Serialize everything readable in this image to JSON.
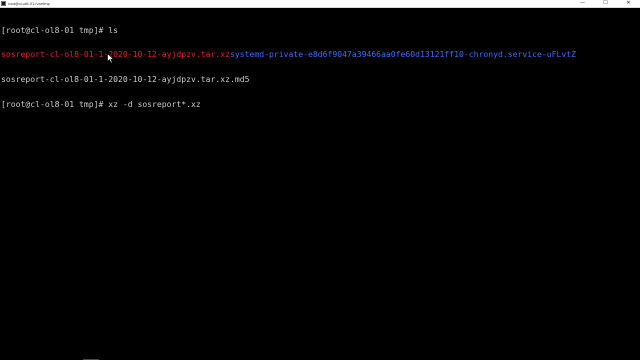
{
  "window": {
    "title": "root@cl-ol8-01:/var/tmp",
    "minimize_glyph": "—",
    "maximize_glyph": "☐",
    "close_glyph": "✕"
  },
  "terminal": {
    "prompt1": "[root@cl-ol8-01 tmp]# ls",
    "file_archive": "sosreport-cl-ol8-01-1-2020-10-12-ayjdpzv.tar.xz",
    "file_dir": "systemd-private-e8d6f9047a39466aa0fe60d13121ff10-chronyd.service-uFLvtZ",
    "file_md5": "sosreport-cl-ol8-01-1-2020-10-12-ayjdpzv.tar.xz.md5",
    "prompt2": "[root@cl-ol8-01 tmp]# xz -d sosreport*.xz"
  },
  "colors": {
    "background": "#000000",
    "text": "#c8c8c8",
    "archive": "#e02424",
    "directory": "#3a6cff"
  },
  "icons": {
    "app": "putty-terminal-icon",
    "pointer": "mouse-pointer-icon"
  }
}
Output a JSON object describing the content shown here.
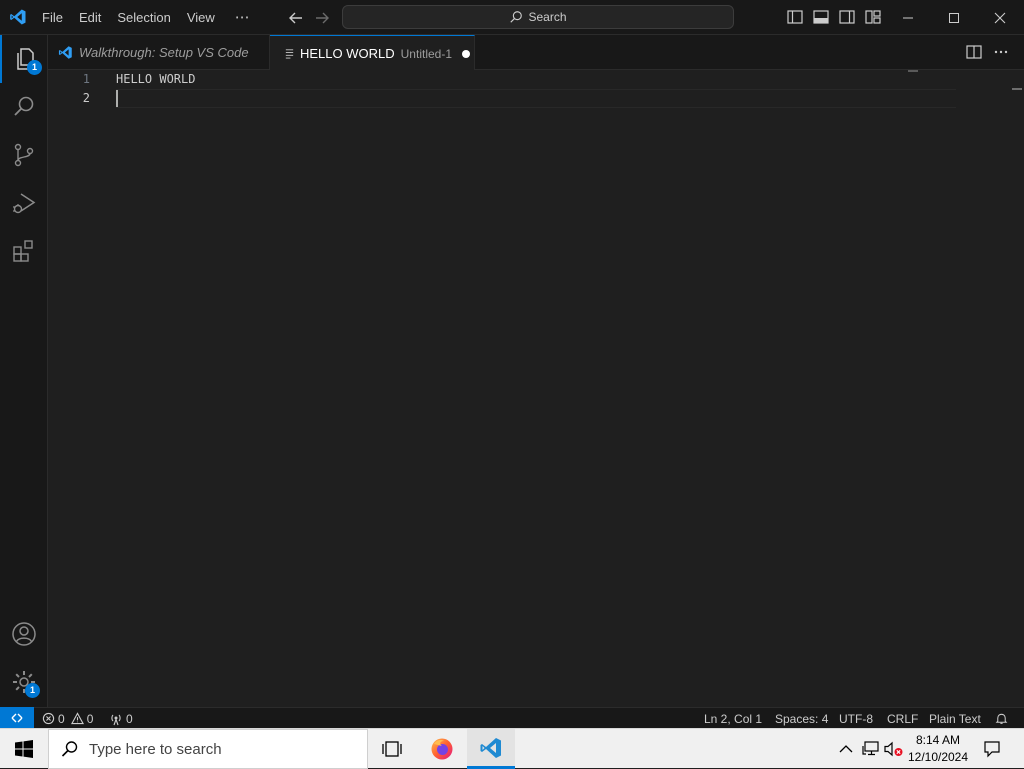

====

Your copy of the data above should match it exactly, except that pictures are left out.

§ **Written solution**:
Serialize everything readable in this image to JSON.
{
  "window": {
    "title": "root@cl-ol8-01:/var/tmp",
    "minimize_glyph": "—",
    "maximize_glyph": "☐",
    "close_glyph": "✕"
  },
  "terminal": {
    "prompt1": "[root@cl-ol8-01 tmp]# ls",
    "file_archive": "sosreport-cl-ol8-01-1-2020-10-12-ayjdpzv.tar.xz",
    "file_dir": "systemd-private-e8d6f9047a39466aa0fe60d13121ff10-chronyd.service-uFLvtZ",
    "file_md5": "sosreport-cl-ol8-01-1-2020-10-12-ayjdpzv.tar.xz.md5",
    "prompt2": "[root@cl-ol8-01 tmp]# xz -d sosreport*.xz"
  },
  "colors": {
    "background": "#000000",
    "text": "#c8c8c8",
    "archive": "#e02424",
    "directory": "#3a6cff"
  },
  "icons": {
    "app": "putty-terminal-icon",
    "pointer": "mouse-pointer-icon"
  }
}
Output a JSON object describing the content shown here.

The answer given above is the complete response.